(Figure data in JSON)
○ ○ ○ ○ ○ ○ ○
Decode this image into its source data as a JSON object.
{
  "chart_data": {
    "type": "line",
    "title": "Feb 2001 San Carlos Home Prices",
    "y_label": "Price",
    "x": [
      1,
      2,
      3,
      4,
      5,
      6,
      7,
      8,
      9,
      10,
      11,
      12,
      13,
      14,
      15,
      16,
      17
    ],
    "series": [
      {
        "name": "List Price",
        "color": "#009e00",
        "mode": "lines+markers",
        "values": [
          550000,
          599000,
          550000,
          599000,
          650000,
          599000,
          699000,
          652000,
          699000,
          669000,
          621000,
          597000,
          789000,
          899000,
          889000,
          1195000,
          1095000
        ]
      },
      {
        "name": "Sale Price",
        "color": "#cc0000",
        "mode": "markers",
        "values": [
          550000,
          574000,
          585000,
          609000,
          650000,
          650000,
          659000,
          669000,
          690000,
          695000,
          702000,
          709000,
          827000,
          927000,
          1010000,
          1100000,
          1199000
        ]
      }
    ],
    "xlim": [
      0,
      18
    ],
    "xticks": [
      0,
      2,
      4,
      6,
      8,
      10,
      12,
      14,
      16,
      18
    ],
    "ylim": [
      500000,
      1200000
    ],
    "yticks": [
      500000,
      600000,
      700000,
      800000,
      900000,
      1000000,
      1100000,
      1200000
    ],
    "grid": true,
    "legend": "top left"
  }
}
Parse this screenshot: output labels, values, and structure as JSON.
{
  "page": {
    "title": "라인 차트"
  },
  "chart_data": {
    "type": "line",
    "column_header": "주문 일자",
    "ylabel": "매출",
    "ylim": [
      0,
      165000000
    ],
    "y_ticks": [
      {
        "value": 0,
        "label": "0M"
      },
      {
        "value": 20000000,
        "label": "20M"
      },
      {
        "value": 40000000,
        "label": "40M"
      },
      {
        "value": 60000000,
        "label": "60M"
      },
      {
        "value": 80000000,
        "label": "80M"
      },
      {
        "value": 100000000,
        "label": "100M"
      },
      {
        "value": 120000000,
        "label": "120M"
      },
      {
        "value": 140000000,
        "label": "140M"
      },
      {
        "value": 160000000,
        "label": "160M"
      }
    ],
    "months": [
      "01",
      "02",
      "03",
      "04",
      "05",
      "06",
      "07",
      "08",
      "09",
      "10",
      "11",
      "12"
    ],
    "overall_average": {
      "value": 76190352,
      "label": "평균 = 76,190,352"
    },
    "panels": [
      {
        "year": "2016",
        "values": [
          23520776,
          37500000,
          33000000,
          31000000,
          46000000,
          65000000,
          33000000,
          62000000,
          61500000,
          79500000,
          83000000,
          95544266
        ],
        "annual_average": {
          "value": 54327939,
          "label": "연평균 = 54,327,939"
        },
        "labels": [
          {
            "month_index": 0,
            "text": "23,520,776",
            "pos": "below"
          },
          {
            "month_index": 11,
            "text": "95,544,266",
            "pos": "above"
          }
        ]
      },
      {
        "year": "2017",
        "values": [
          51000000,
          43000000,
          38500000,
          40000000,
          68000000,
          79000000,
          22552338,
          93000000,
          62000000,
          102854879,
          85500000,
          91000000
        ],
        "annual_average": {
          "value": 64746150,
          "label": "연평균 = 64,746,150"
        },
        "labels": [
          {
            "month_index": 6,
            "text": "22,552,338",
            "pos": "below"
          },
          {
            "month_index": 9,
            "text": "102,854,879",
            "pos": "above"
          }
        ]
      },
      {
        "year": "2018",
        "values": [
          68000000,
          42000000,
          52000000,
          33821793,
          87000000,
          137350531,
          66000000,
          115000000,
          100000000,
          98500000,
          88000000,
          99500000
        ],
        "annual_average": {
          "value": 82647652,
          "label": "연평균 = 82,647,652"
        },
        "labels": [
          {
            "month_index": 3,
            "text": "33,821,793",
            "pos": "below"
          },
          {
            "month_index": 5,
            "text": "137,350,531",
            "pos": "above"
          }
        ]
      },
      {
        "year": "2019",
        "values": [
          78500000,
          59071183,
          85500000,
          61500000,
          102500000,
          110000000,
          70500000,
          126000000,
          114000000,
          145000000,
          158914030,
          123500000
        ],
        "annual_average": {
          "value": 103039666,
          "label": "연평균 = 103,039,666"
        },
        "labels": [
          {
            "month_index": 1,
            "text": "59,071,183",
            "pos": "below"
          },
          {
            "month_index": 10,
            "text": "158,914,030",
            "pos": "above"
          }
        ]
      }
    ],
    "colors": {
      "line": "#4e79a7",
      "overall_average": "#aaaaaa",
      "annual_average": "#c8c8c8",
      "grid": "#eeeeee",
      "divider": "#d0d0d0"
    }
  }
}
○ ○ ○ ○ ○ ○ ○
## The request
Write every entry out again exactly.

## Solution to the problem
Decode this image into its source data as a JSON object.
{
  "chart_data": {
    "type": "line",
    "title": "Feb 2001 San Carlos Home Prices",
    "y_label": "Price",
    "x": [
      1,
      2,
      3,
      4,
      5,
      6,
      7,
      8,
      9,
      10,
      11,
      12,
      13,
      14,
      15,
      16,
      17
    ],
    "series": [
      {
        "name": "List Price",
        "color": "#009e00",
        "mode": "lines+markers",
        "values": [
          550000,
          599000,
          550000,
          599000,
          650000,
          599000,
          699000,
          652000,
          699000,
          669000,
          621000,
          597000,
          789000,
          899000,
          889000,
          1195000,
          1095000
        ]
      },
      {
        "name": "Sale Price",
        "color": "#cc0000",
        "mode": "markers",
        "values": [
          550000,
          574000,
          585000,
          609000,
          650000,
          650000,
          659000,
          669000,
          690000,
          695000,
          702000,
          709000,
          827000,
          927000,
          1010000,
          1100000,
          1199000
        ]
      }
    ],
    "xlim": [
      0,
      18
    ],
    "xticks": [
      0,
      2,
      4,
      6,
      8,
      10,
      12,
      14,
      16,
      18
    ],
    "ylim": [
      500000,
      1200000
    ],
    "yticks": [
      500000,
      600000,
      700000,
      800000,
      900000,
      1000000,
      1100000,
      1200000
    ],
    "grid": true,
    "legend": "top left"
  }
}
Parse this screenshot: output labels, values, and structure as JSON.
{
  "page": {
    "title": "라인 차트"
  },
  "chart_data": {
    "type": "line",
    "column_header": "주문 일자",
    "ylabel": "매출",
    "ylim": [
      0,
      165000000
    ],
    "y_ticks": [
      {
        "value": 0,
        "label": "0M"
      },
      {
        "value": 20000000,
        "label": "20M"
      },
      {
        "value": 40000000,
        "label": "40M"
      },
      {
        "value": 60000000,
        "label": "60M"
      },
      {
        "value": 80000000,
        "label": "80M"
      },
      {
        "value": 100000000,
        "label": "100M"
      },
      {
        "value": 120000000,
        "label": "120M"
      },
      {
        "value": 140000000,
        "label": "140M"
      },
      {
        "value": 160000000,
        "label": "160M"
      }
    ],
    "months": [
      "01",
      "02",
      "03",
      "04",
      "05",
      "06",
      "07",
      "08",
      "09",
      "10",
      "11",
      "12"
    ],
    "overall_average": {
      "value": 76190352,
      "label": "평균 = 76,190,352"
    },
    "panels": [
      {
        "year": "2016",
        "values": [
          23520776,
          37500000,
          33000000,
          31000000,
          46000000,
          65000000,
          33000000,
          62000000,
          61500000,
          79500000,
          83000000,
          95544266
        ],
        "annual_average": {
          "value": 54327939,
          "label": "연평균 = 54,327,939"
        },
        "labels": [
          {
            "month_index": 0,
            "text": "23,520,776",
            "pos": "below"
          },
          {
            "month_index": 11,
            "text": "95,544,266",
            "pos": "above"
          }
        ]
      },
      {
        "year": "2017",
        "values": [
          51000000,
          43000000,
          38500000,
          40000000,
          68000000,
          79000000,
          22552338,
          93000000,
          62000000,
          102854879,
          85500000,
          91000000
        ],
        "annual_average": {
          "value": 64746150,
          "label": "연평균 = 64,746,150"
        },
        "labels": [
          {
            "month_index": 6,
            "text": "22,552,338",
            "pos": "below"
          },
          {
            "month_index": 9,
            "text": "102,854,879",
            "pos": "above"
          }
        ]
      },
      {
        "year": "2018",
        "values": [
          68000000,
          42000000,
          52000000,
          33821793,
          87000000,
          137350531,
          66000000,
          115000000,
          100000000,
          98500000,
          88000000,
          99500000
        ],
        "annual_average": {
          "value": 82647652,
          "label": "연평균 = 82,647,652"
        },
        "labels": [
          {
            "month_index": 3,
            "text": "33,821,793",
            "pos": "below"
          },
          {
            "month_index": 5,
            "text": "137,350,531",
            "pos": "above"
          }
        ]
      },
      {
        "year": "2019",
        "values": [
          78500000,
          59071183,
          85500000,
          61500000,
          102500000,
          110000000,
          70500000,
          126000000,
          114000000,
          145000000,
          158914030,
          123500000
        ],
        "annual_average": {
          "value": 103039666,
          "label": "연평균 = 103,039,666"
        },
        "labels": [
          {
            "month_index": 1,
            "text": "59,071,183",
            "pos": "below"
          },
          {
            "month_index": 10,
            "text": "158,914,030",
            "pos": "above"
          }
        ]
      }
    ],
    "colors": {
      "line": "#4e79a7",
      "overall_average": "#aaaaaa",
      "annual_average": "#c8c8c8",
      "grid": "#eeeeee",
      "divider": "#d0d0d0"
    }
  }
}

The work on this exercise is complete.